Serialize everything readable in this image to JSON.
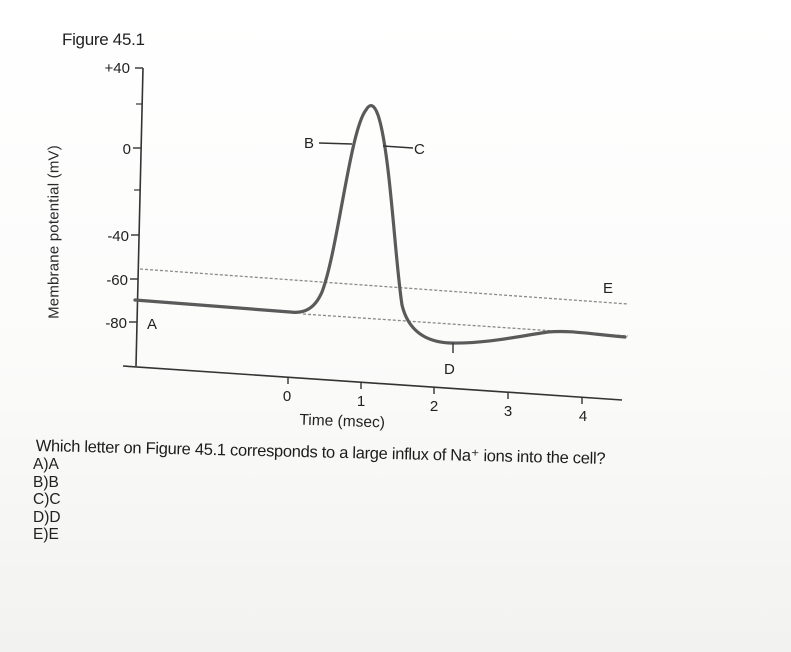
{
  "figure": {
    "title": "Figure 45.1",
    "y_axis_label": "Membrane potential (mV)",
    "x_axis_label": "Time (msec)",
    "y_ticks": [
      "+40",
      "0",
      "-40",
      "-60",
      "-80"
    ],
    "x_ticks": [
      "0",
      "1",
      "2",
      "3",
      "4"
    ],
    "point_labels": [
      "A",
      "B",
      "C",
      "D",
      "E"
    ]
  },
  "question": {
    "text": "Which letter on Figure 45.1 corresponds to a large influx of Na⁺ ions into the cell?",
    "choices": [
      "A)A",
      "B)B",
      "C)C",
      "D)D",
      "E)E"
    ]
  },
  "colors": {
    "curve": "#5a5a5a",
    "axis": "#333333",
    "dashed": "#8a8a8a"
  }
}
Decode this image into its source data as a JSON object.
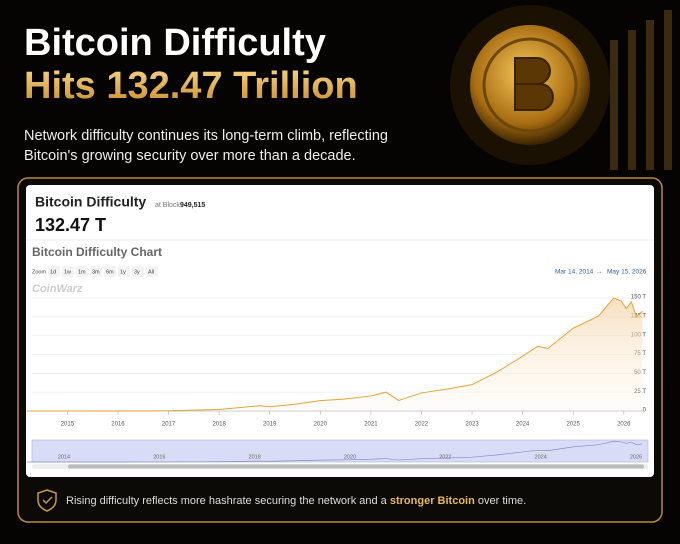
{
  "header": {
    "title_line1": "Bitcoin Difficulty",
    "title_line2": "Hits 132.47 Trillion",
    "subtitle_line1": "Network difficulty continues its long-term climb, reflecting",
    "subtitle_line2": "Bitcoin's growing security over more than a decade."
  },
  "card": {
    "title": "Bitcoin Difficulty",
    "block_label": "at Block",
    "block": "949,515",
    "current": "132.47 T"
  },
  "chart_data": {
    "type": "line",
    "title": "Bitcoin Difficulty Chart",
    "zoom_buttons": [
      "Zoom",
      "1d",
      "1w",
      "1m",
      "3m",
      "6m",
      "1y",
      "3y",
      "All"
    ],
    "range_start": "Mar 14, 2014",
    "range_arrow": "→",
    "range_end": "May 15, 2026",
    "watermark": "CoinWarz",
    "color": "#e3a33a",
    "x": [
      2014.2,
      2015,
      2016,
      2017,
      2018,
      2018.8,
      2019,
      2019.5,
      2020,
      2020.5,
      2021,
      2021.3,
      2021.55,
      2022,
      2022.5,
      2023,
      2023.5,
      2024,
      2024.3,
      2024.5,
      2025,
      2025.5,
      2025.8,
      2025.95,
      2026.05,
      2026.15,
      2026.25,
      2026.37
    ],
    "values": [
      0.006,
      0.04,
      0.1,
      0.3,
      2,
      7,
      5.6,
      9,
      13.8,
      16,
      20,
      25,
      14,
      24,
      29,
      35,
      52,
      73,
      86,
      83,
      110,
      126,
      150,
      146,
      136,
      145,
      125,
      132.47
    ],
    "xlim": [
      2014.3,
      2026.4
    ],
    "xticks": [
      2015,
      2016,
      2017,
      2018,
      2019,
      2020,
      2021,
      2022,
      2023,
      2024,
      2025,
      2026
    ],
    "ylim": [
      0,
      160
    ],
    "yticks": [
      0,
      {
        "value": 25,
        "label": "25 T"
      },
      {
        "value": 50,
        "label": "50 T"
      },
      {
        "value": 75,
        "label": "75 T"
      },
      {
        "value": 100,
        "label": "100 T"
      },
      {
        "value": 125,
        "label": "125 T"
      },
      {
        "value": 150,
        "label": "150 T"
      }
    ],
    "grid": true,
    "navigator_ticks": [
      2014,
      2016,
      2018,
      2020,
      2022,
      2024,
      2026
    ]
  },
  "footer": {
    "text_start": "Rising difficulty reflects more hashrate securing the network and a ",
    "text_bold": "stronger Bitcoin",
    "text_end": " over time."
  }
}
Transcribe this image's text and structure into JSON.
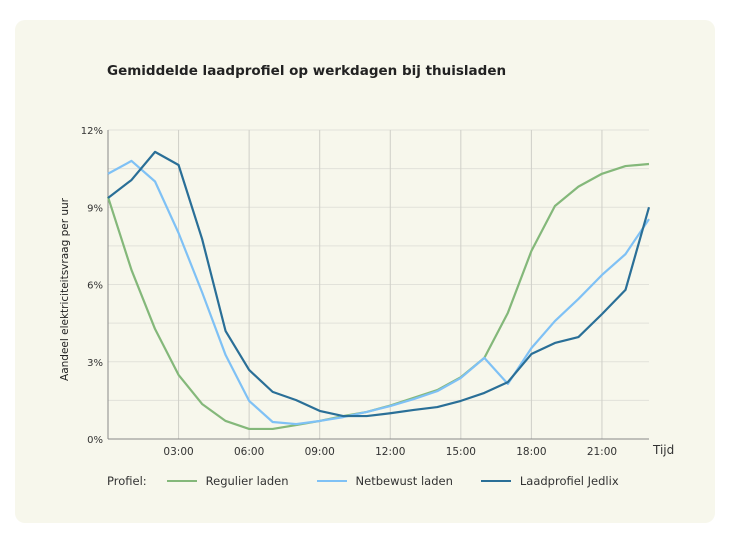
{
  "chart_data": {
    "type": "line",
    "title": "Gemiddelde laadprofiel op werkdagen bij thuisladen",
    "ylabel": "Aandeel elektriciteitsvraag per uur",
    "xlabel": "Tijd",
    "x": [
      0,
      1,
      2,
      3,
      4,
      5,
      6,
      7,
      8,
      9,
      10,
      11,
      12,
      13,
      14,
      15,
      16,
      17,
      18,
      19,
      20,
      21,
      22,
      23
    ],
    "xticks": [
      {
        "value": 3,
        "label": "03:00"
      },
      {
        "value": 6,
        "label": "06:00"
      },
      {
        "value": 9,
        "label": "09:00"
      },
      {
        "value": 12,
        "label": "12:00"
      },
      {
        "value": 15,
        "label": "15:00"
      },
      {
        "value": 18,
        "label": "18:00"
      },
      {
        "value": 21,
        "label": "21:00"
      }
    ],
    "yticks": [
      {
        "value": 0,
        "label": "0%"
      },
      {
        "value": 3,
        "label": "3%"
      },
      {
        "value": 6,
        "label": "6%"
      },
      {
        "value": 9,
        "label": "9%"
      },
      {
        "value": 12,
        "label": "12%"
      }
    ],
    "ylim": [
      0,
      12
    ],
    "xlim": [
      0,
      23
    ],
    "grid": true,
    "legend_title": "Profiel:",
    "legend_placement": "bottom",
    "series": [
      {
        "name": "Regulier laden",
        "color": "#84b87a",
        "values": [
          9.4,
          6.56,
          4.27,
          2.49,
          1.36,
          0.7,
          0.39,
          0.39,
          0.54,
          0.7,
          0.89,
          1.05,
          1.3,
          1.6,
          1.9,
          2.4,
          3.15,
          4.9,
          7.3,
          9.05,
          9.8,
          10.3,
          10.6,
          10.68
        ]
      },
      {
        "name": "Netbewust laden",
        "color": "#7fc1f5",
        "values": [
          10.3,
          10.8,
          10.0,
          8.0,
          5.7,
          3.26,
          1.48,
          0.66,
          0.58,
          0.7,
          0.85,
          1.05,
          1.28,
          1.55,
          1.86,
          2.37,
          3.15,
          2.14,
          3.53,
          4.58,
          5.44,
          6.37,
          7.18,
          8.54
        ]
      },
      {
        "name": "Laadprofiel Jedlix",
        "color": "#2a6f97",
        "values": [
          9.36,
          10.06,
          11.15,
          10.64,
          7.77,
          4.19,
          2.68,
          1.83,
          1.51,
          1.09,
          0.89,
          0.89,
          1.0,
          1.13,
          1.24,
          1.48,
          1.79,
          2.21,
          3.3,
          3.73,
          3.96,
          4.85,
          5.79,
          9.0
        ]
      }
    ]
  }
}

_ _ _ _ _ _ _

Out of the records, collect only those lines that contain the string "over".

    "subtitle_line2": "Bitcoin's growing security over more than a decade."
    "text_end": " over time."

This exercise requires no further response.